Problem requirements: Count lines, not occurrences: give the number of lines holding the word "boosj", and nothing besides.

───── Available data ─────

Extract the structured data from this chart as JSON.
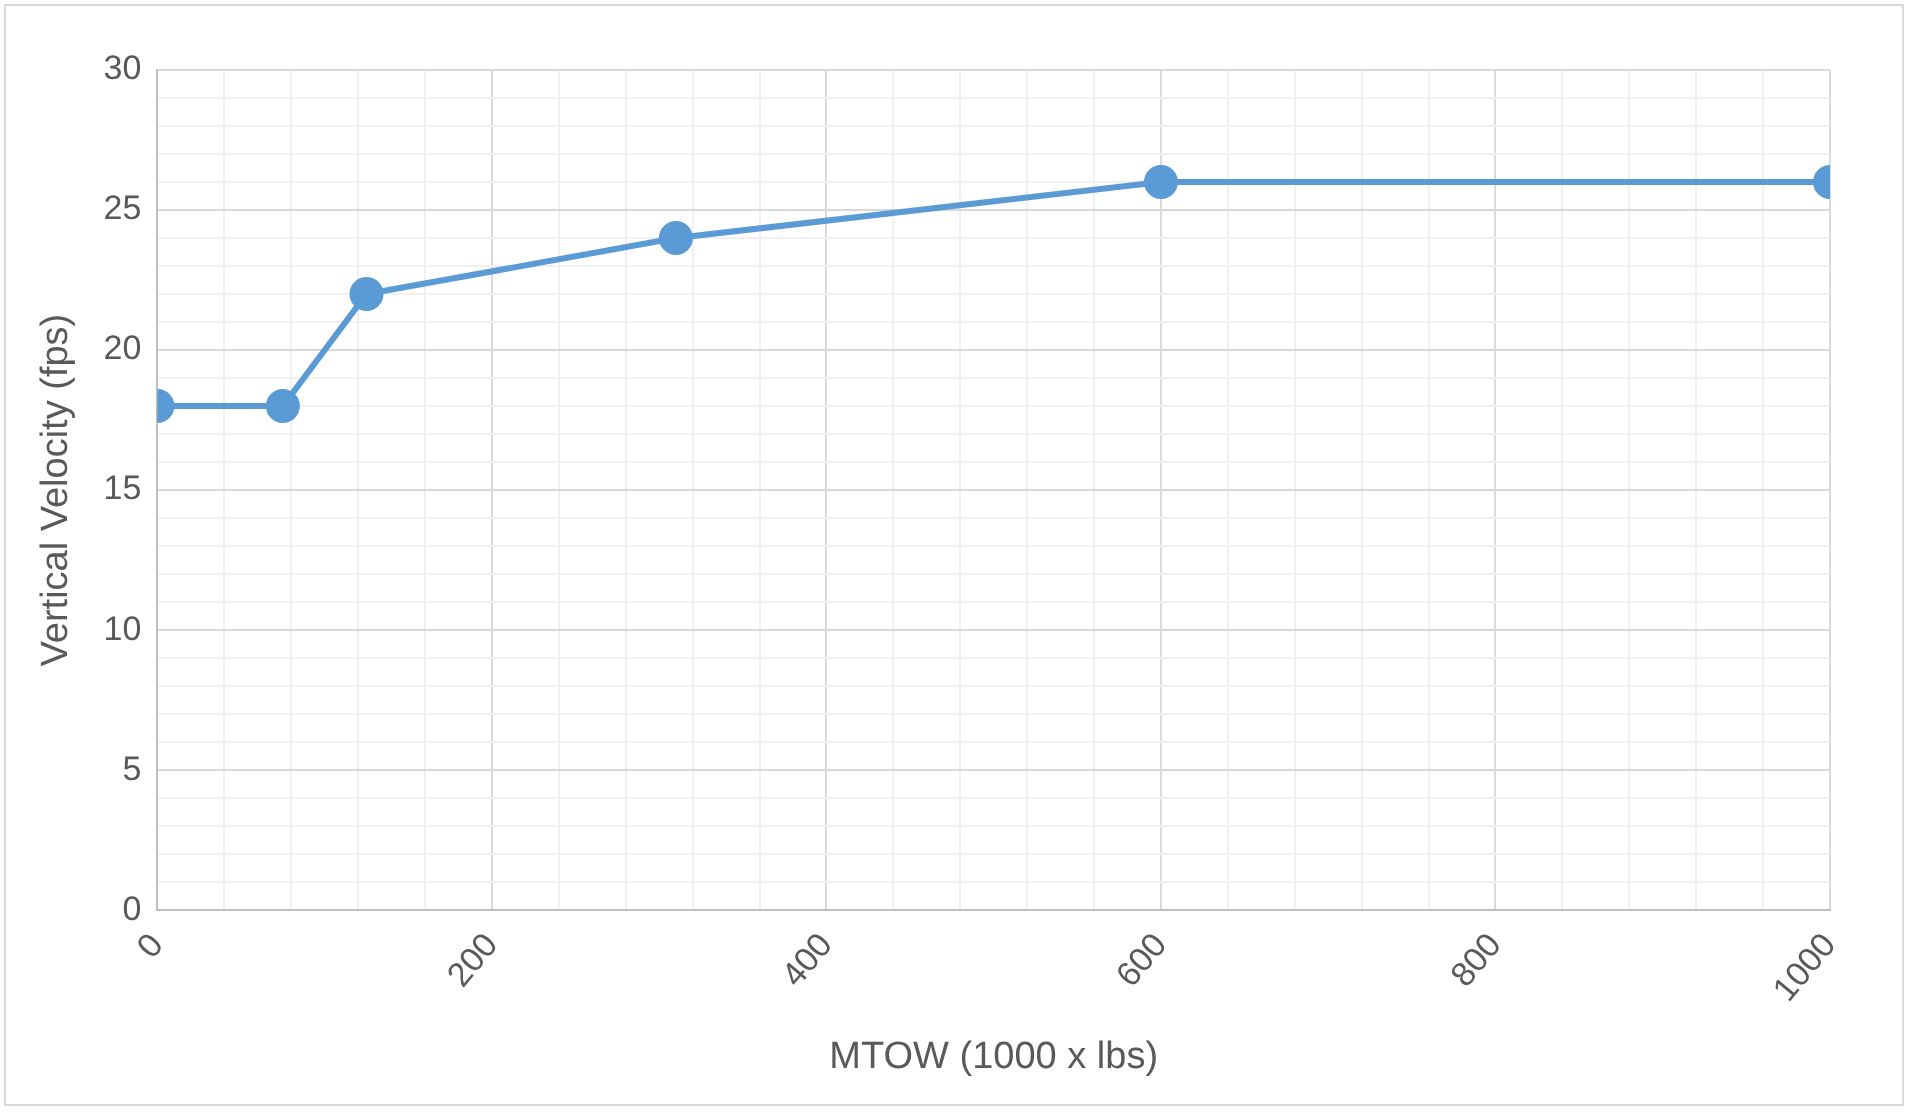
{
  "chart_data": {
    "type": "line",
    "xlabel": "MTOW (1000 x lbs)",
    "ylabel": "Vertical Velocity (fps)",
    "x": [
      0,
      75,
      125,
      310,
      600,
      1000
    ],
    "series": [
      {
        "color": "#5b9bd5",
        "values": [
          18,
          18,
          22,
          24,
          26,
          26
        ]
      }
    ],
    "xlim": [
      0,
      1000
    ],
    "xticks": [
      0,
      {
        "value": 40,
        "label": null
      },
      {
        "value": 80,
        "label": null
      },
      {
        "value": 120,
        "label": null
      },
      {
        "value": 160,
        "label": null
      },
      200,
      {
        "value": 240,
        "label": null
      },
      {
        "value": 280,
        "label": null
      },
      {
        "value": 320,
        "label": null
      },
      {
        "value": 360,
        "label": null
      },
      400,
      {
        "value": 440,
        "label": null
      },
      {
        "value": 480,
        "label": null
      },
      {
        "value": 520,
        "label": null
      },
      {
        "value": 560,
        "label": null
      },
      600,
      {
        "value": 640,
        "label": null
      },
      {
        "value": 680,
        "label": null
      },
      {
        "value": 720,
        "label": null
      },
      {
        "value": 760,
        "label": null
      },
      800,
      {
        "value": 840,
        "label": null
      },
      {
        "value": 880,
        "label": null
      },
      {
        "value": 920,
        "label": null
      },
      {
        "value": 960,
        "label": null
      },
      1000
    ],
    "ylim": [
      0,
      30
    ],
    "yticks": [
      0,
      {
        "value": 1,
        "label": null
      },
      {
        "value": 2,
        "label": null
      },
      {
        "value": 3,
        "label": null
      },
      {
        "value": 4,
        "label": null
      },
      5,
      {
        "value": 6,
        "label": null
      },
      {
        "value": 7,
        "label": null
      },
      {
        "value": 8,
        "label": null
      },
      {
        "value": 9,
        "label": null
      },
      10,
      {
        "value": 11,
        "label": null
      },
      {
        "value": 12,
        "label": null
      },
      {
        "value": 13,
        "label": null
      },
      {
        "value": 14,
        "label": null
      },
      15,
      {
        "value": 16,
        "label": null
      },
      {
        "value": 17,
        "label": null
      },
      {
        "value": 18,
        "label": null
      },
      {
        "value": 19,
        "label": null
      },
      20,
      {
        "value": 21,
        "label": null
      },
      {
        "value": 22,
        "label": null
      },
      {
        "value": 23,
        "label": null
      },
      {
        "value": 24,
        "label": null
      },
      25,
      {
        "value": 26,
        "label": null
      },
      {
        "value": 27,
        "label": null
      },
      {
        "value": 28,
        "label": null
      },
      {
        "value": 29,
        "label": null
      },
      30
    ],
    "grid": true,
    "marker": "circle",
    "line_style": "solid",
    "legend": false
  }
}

─────
───── Available data ─────

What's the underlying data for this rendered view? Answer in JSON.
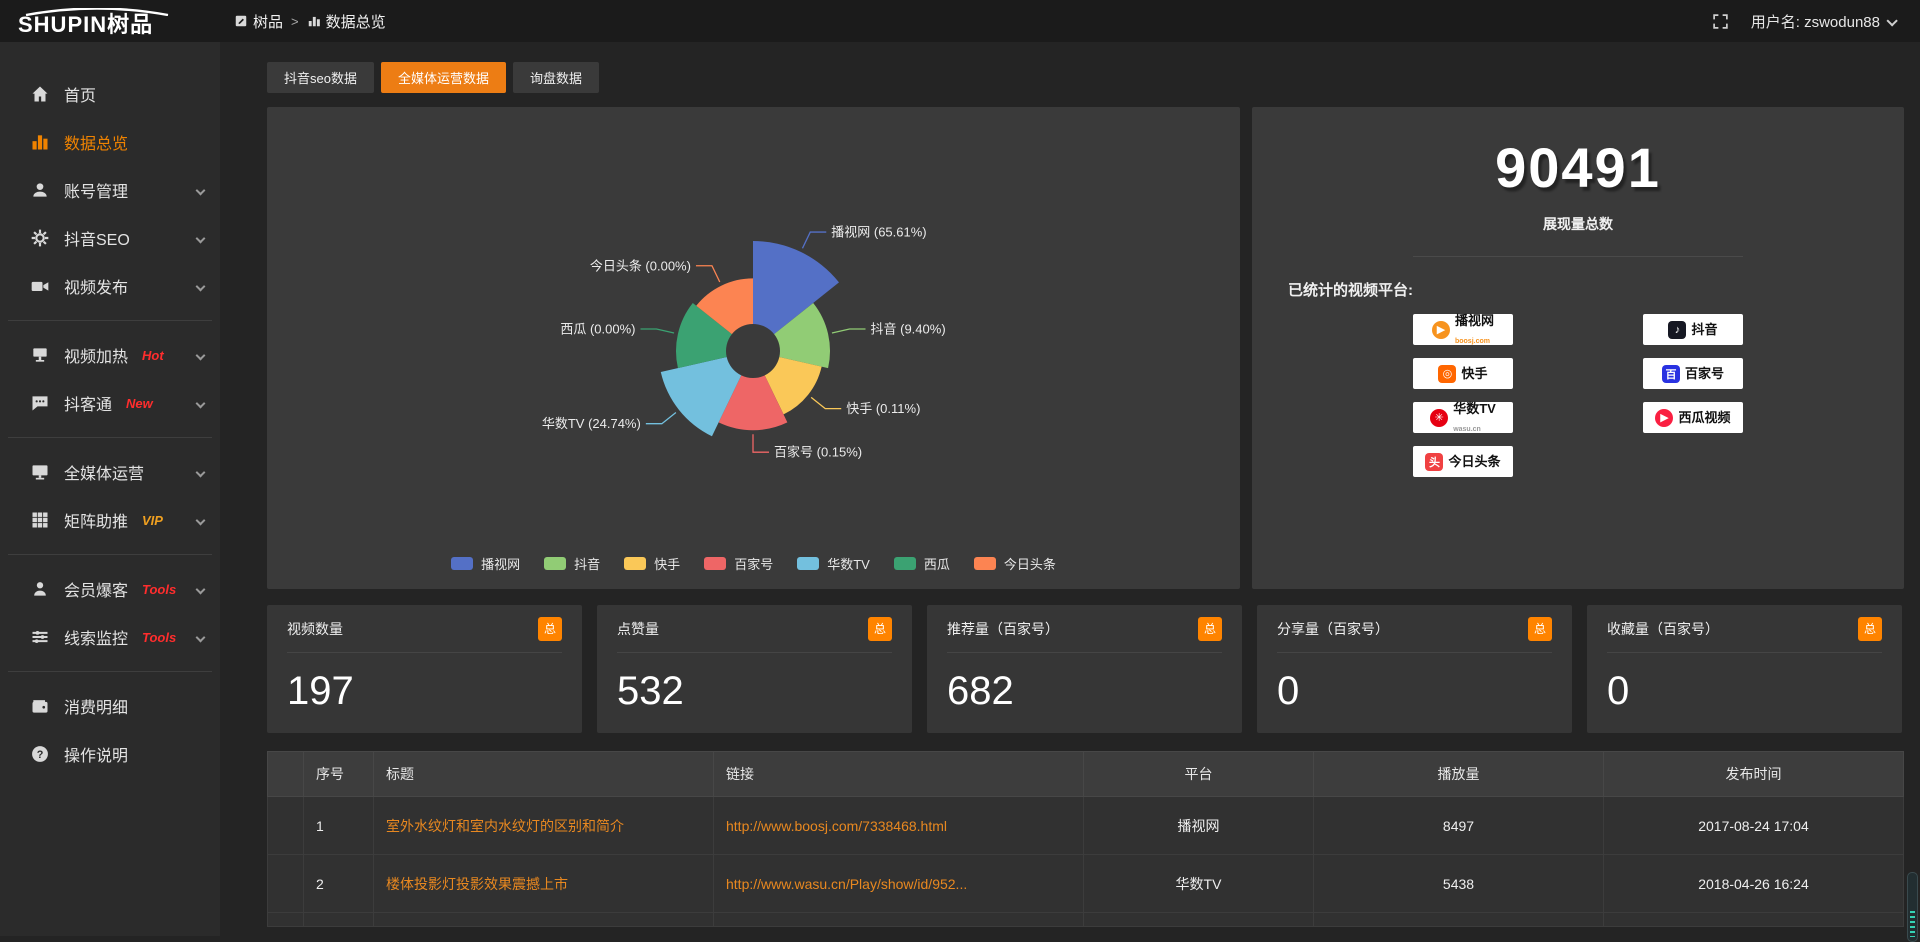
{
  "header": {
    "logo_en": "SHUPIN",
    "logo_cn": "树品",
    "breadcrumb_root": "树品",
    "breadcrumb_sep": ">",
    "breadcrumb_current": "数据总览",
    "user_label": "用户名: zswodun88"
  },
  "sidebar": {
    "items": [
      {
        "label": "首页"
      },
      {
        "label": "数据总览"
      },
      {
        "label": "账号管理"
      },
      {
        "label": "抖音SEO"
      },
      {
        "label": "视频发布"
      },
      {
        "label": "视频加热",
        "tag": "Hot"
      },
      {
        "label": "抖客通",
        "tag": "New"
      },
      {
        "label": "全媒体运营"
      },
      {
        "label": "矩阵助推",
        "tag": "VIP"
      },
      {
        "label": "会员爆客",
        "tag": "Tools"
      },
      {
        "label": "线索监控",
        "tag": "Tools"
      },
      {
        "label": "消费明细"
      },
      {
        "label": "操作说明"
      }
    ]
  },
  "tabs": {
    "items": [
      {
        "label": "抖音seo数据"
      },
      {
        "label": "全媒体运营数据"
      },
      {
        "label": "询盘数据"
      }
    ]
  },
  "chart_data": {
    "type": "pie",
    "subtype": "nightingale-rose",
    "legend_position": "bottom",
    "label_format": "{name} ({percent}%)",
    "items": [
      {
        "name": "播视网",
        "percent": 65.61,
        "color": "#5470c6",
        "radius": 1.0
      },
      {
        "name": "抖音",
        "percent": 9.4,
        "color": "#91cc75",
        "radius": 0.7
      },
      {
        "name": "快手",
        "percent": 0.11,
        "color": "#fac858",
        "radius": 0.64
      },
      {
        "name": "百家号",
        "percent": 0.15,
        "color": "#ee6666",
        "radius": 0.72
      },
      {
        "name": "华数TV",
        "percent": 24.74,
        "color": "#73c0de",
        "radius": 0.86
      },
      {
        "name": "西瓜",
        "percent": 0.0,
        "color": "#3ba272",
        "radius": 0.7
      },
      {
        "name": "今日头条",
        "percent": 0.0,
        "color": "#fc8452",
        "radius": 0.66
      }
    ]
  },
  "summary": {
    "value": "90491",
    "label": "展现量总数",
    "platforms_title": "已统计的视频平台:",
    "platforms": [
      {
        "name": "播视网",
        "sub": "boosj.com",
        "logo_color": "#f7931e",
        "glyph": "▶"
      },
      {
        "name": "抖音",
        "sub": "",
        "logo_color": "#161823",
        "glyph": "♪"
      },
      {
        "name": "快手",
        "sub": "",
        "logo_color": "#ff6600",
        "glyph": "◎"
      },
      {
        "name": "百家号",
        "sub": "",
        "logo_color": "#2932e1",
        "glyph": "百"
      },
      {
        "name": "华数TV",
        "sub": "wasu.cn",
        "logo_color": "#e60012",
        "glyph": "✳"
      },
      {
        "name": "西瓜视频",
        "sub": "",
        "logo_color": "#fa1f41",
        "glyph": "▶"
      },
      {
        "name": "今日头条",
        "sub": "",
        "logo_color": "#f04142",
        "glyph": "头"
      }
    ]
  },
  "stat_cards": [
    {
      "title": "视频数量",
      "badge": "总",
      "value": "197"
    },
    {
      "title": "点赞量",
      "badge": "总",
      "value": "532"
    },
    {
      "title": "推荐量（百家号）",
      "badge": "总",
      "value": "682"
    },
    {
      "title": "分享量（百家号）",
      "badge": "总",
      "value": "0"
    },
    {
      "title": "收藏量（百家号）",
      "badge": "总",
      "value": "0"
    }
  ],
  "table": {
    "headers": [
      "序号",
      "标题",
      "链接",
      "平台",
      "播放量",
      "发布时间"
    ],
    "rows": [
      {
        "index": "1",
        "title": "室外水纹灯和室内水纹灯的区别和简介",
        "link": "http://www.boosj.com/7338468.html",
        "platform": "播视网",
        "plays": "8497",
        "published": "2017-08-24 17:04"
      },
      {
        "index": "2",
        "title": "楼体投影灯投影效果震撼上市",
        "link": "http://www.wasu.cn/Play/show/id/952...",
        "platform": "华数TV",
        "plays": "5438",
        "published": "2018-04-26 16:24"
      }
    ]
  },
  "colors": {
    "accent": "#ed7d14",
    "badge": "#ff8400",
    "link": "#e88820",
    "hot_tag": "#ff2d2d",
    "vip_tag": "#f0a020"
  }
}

─────

Result: 2